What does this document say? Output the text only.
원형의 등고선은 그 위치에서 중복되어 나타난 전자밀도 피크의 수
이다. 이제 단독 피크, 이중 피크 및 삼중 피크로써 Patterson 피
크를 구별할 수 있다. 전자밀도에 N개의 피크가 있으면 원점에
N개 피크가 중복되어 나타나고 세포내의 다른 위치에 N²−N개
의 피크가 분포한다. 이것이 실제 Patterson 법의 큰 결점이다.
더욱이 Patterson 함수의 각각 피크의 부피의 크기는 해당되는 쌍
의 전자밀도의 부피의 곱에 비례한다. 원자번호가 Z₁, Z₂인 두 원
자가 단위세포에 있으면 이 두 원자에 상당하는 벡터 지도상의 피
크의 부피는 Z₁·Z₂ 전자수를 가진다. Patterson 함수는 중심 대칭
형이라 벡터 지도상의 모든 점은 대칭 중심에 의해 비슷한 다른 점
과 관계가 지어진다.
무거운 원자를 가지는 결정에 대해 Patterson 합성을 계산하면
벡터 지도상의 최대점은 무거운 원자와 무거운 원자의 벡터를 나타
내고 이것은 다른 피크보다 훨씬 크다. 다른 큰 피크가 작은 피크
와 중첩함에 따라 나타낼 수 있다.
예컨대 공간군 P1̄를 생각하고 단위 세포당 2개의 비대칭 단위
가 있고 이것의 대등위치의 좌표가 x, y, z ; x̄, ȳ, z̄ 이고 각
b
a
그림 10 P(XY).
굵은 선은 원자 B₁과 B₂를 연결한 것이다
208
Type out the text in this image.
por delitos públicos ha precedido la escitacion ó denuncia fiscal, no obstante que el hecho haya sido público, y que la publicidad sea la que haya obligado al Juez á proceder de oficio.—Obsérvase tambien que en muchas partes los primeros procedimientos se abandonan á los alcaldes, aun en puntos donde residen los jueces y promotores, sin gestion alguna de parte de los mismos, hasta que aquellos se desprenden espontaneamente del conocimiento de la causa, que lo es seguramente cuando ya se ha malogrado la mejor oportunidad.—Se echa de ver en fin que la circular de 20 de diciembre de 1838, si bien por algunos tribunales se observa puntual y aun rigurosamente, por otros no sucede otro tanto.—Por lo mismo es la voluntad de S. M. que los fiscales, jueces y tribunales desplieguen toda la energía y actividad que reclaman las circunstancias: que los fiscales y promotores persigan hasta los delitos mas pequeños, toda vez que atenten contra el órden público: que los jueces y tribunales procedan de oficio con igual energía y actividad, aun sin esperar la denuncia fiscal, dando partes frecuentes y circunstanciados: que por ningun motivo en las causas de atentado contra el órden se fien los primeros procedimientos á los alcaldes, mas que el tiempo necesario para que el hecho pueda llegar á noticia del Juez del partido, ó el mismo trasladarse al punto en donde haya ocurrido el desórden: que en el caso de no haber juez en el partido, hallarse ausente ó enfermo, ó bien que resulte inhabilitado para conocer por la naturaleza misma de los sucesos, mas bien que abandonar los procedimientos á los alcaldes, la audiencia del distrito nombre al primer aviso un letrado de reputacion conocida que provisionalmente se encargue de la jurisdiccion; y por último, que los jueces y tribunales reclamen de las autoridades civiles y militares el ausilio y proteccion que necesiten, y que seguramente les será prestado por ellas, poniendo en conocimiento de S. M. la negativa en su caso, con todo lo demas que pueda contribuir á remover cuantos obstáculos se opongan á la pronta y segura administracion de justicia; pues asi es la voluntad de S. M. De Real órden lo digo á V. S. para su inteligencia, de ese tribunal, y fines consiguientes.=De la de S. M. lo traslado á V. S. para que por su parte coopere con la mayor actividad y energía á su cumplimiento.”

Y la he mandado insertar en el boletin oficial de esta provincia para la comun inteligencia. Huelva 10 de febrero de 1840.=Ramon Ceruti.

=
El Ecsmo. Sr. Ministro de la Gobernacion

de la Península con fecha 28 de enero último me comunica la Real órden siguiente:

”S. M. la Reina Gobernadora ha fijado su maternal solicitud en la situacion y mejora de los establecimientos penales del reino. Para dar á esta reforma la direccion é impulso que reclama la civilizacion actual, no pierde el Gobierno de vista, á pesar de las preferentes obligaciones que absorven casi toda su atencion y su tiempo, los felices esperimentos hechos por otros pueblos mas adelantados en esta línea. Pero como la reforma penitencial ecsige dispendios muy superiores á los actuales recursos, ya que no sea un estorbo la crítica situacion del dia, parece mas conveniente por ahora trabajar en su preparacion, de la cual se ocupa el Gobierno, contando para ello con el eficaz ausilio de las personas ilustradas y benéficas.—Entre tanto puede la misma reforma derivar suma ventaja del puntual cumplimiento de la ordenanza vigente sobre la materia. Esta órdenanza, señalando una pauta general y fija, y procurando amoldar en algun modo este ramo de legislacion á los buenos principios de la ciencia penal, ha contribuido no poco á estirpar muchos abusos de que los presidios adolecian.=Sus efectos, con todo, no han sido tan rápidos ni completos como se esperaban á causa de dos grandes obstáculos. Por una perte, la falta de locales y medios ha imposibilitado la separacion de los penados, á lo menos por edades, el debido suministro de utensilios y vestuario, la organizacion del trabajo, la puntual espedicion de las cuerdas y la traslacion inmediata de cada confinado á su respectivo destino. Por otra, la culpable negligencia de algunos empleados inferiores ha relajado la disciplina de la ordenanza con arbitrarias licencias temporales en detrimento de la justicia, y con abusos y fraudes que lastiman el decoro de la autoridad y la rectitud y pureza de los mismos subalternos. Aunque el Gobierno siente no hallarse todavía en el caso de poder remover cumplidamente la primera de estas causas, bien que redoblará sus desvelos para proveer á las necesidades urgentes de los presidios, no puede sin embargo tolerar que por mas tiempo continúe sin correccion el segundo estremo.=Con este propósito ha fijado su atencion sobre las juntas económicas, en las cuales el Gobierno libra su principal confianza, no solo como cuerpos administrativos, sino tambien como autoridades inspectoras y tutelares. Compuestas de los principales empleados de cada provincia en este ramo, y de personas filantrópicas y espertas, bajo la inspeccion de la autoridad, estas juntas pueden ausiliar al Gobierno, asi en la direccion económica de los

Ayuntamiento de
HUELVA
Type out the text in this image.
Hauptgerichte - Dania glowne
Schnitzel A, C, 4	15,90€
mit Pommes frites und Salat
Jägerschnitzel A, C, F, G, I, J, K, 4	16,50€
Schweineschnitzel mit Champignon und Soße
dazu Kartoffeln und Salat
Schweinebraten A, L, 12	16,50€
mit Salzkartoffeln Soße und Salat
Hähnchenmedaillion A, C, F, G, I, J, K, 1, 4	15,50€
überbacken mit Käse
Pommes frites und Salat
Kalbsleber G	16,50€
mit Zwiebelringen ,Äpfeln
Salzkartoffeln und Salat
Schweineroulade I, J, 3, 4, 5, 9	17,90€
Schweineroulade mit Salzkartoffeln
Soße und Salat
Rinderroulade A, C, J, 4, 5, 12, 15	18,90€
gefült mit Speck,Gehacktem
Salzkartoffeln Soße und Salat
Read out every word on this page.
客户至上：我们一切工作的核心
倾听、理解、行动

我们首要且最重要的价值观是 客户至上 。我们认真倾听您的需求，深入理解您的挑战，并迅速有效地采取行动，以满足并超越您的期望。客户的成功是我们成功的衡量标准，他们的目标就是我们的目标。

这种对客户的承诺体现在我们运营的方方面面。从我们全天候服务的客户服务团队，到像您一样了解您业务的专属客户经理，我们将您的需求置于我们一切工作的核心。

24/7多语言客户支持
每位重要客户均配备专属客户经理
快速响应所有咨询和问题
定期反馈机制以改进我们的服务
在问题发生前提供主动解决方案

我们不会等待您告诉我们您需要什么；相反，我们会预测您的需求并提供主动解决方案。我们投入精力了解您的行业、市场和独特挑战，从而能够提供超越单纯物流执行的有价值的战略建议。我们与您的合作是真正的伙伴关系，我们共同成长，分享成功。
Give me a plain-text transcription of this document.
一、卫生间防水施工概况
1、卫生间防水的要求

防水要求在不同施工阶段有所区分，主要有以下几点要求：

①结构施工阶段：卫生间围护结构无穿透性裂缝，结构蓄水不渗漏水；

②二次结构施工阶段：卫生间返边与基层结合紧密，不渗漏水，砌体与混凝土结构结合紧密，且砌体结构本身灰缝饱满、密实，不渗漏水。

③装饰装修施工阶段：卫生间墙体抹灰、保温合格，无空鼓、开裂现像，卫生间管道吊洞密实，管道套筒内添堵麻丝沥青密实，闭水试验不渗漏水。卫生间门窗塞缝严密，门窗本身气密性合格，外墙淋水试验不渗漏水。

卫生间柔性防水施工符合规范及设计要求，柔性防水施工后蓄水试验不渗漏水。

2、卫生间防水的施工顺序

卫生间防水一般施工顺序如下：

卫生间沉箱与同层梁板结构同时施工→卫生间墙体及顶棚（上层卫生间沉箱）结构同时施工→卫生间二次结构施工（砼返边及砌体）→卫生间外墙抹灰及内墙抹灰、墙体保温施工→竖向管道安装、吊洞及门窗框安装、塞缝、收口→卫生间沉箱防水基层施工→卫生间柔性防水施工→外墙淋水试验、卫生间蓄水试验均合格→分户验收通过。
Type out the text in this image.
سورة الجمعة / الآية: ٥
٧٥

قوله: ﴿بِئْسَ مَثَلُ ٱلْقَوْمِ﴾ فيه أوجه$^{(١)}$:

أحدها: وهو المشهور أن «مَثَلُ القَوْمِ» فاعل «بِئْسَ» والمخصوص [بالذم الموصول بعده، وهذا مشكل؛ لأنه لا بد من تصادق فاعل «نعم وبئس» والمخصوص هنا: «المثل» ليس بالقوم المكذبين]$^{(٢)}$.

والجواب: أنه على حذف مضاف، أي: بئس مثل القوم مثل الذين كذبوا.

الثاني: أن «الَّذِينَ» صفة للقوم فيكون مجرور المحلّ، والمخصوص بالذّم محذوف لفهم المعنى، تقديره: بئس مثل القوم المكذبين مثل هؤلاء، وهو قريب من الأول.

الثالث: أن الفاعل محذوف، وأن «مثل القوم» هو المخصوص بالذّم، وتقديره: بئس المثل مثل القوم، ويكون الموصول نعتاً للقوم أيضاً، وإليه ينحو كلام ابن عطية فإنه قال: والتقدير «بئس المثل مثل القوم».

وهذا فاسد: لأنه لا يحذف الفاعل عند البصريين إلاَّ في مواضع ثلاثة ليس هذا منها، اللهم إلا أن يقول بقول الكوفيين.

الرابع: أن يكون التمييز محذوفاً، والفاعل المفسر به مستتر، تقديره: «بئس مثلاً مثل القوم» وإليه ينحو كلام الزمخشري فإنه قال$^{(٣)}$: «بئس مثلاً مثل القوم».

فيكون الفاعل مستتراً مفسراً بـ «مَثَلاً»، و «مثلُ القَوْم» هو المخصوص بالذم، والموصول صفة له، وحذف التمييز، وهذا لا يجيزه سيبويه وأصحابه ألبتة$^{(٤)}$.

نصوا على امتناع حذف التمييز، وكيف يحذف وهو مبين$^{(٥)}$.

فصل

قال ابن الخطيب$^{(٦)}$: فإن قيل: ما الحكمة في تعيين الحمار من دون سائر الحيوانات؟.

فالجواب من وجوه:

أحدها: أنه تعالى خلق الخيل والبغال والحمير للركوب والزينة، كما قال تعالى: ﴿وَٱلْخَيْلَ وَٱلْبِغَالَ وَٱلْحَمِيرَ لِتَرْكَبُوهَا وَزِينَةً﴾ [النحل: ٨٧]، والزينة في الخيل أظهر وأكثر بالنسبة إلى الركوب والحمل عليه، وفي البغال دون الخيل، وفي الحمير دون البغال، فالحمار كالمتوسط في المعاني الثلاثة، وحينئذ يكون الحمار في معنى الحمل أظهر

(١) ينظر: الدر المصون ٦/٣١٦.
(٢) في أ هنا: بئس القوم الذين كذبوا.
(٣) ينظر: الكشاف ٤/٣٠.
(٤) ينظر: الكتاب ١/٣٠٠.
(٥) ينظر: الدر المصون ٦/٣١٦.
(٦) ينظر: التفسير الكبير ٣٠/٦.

============================================================

- **WORK TO COMPLETE**:
Your task is to gather all lines from the entries above that hold the word "والمخصوص".

- **WRITTEN ANSWER**:
أحدها: وهو المشهور أن «مَثَلُ القَوْمِ» فاعل «بِئْسَ» والمخصوص [بالذم الموصول بعده، وهذا مشكل؛ لأنه لا بد من تصادق فاعل «نعم وبئس» والمخصوص هنا: «المثل» ليس بالقوم المكذبين]$^{(٢)}$.
الثاني: أن «الَّذِينَ» صفة للقوم فيكون مجرور المحلّ، والمخصوص بالذّم محذوف لفهم المعنى، تقديره: بئس مثل القوم المكذبين مثل هؤلاء، وهو قريب من الأول.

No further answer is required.